### To do
Records follow. Copy every line with "positive".

### Supplied information
---+---
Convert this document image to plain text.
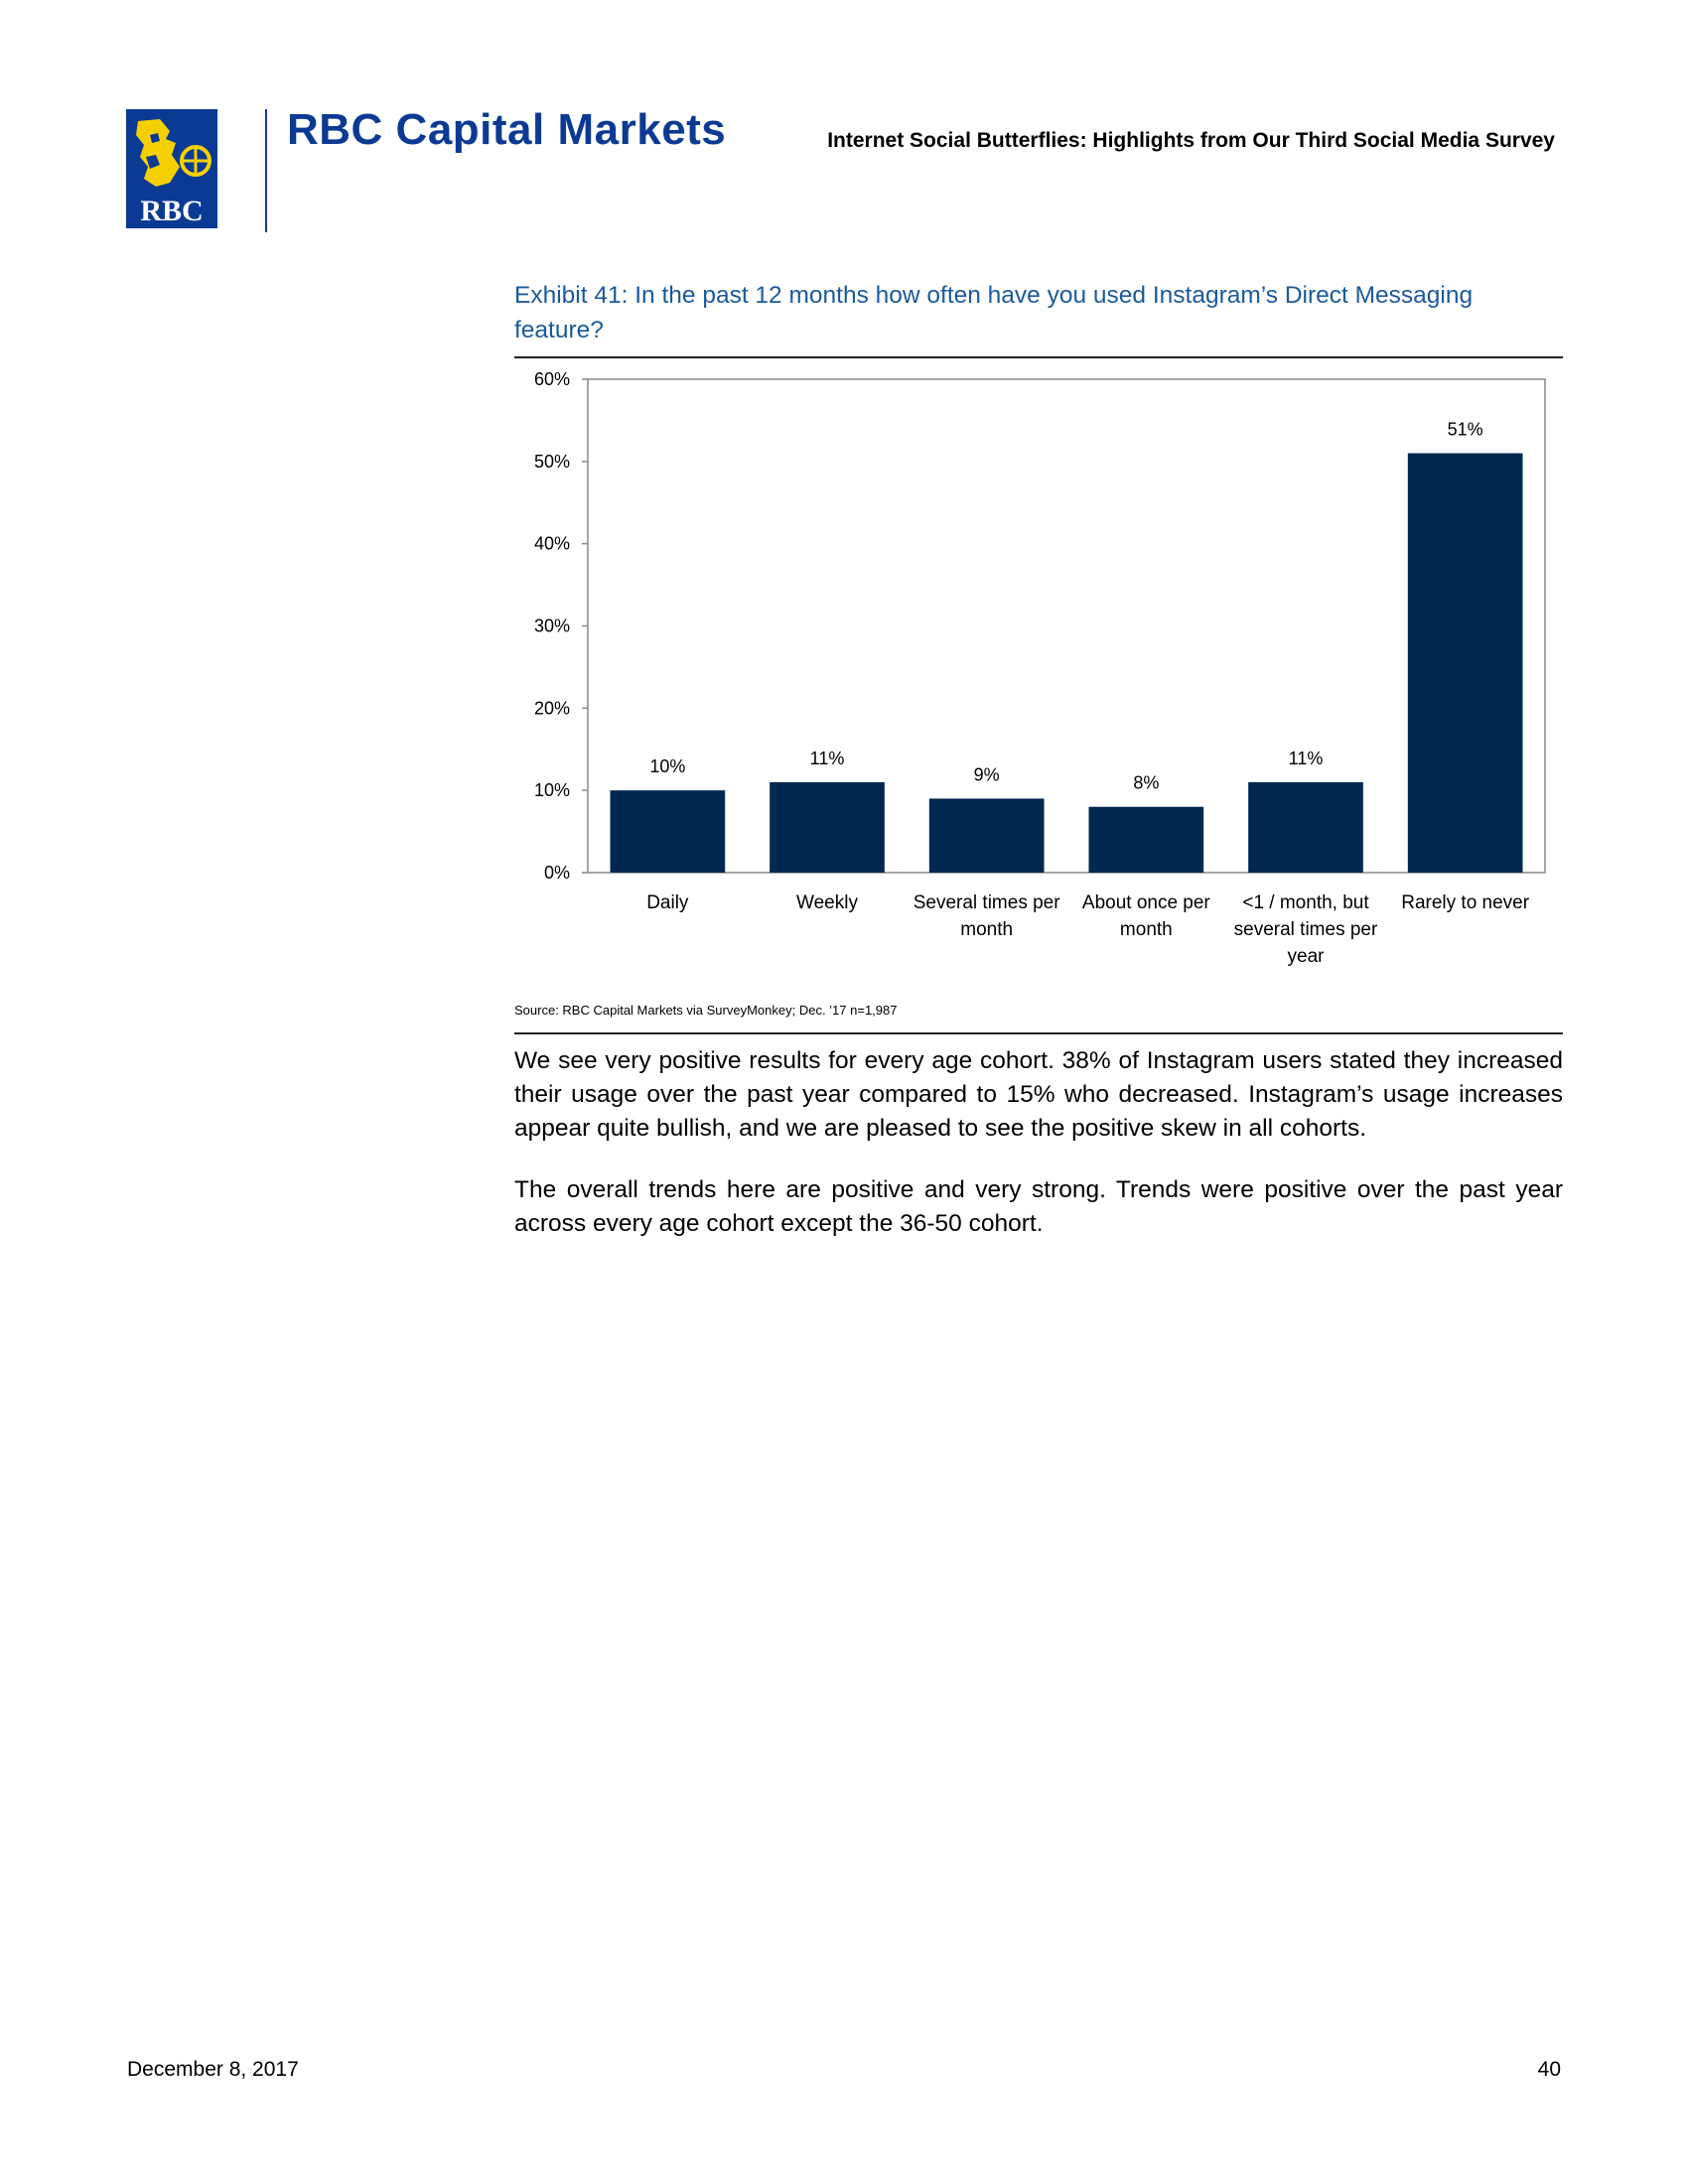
RBC
RBC Capital Markets	Internet Social Butterflies: Highlights from Our Third Social Media Survey
Exhibit 41: In the past 12 months how often have you used Instagram’s Direct Messaging feature?
0%
10%
20%
30%
40%
50%
60%
10%	11%
9%	8%
11%
51%
Daily	Weekly	Several times per month
About once per month
<1 / month, but several times per year
Rarely to never
Source: RBC Capital Markets via SurveyMonkey; Dec. ’17 n=1,987

We see very positive results for every age cohort. 38% of Instagram users stated they increased their usage over the past year compared to 15% who decreased. Instagram’s usage increases appear quite bullish, and we are pleased to see the positive skew in all cohorts.

The overall trends here are positive and very strong. Trends were positive over the past year across every age cohort except the 36-50 cohort.

December 8, 2017	40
---+---
### Output of the task
We see very positive results for every age cohort. 38% of Instagram users stated they increased their usage over the past year compared to 15% who decreased. Instagram’s usage increases appear quite bullish, and we are pleased to see the positive skew in all cohorts.
The overall trends here are positive and very strong. Trends were positive over the past year across every age cohort except the 36-50 cohort.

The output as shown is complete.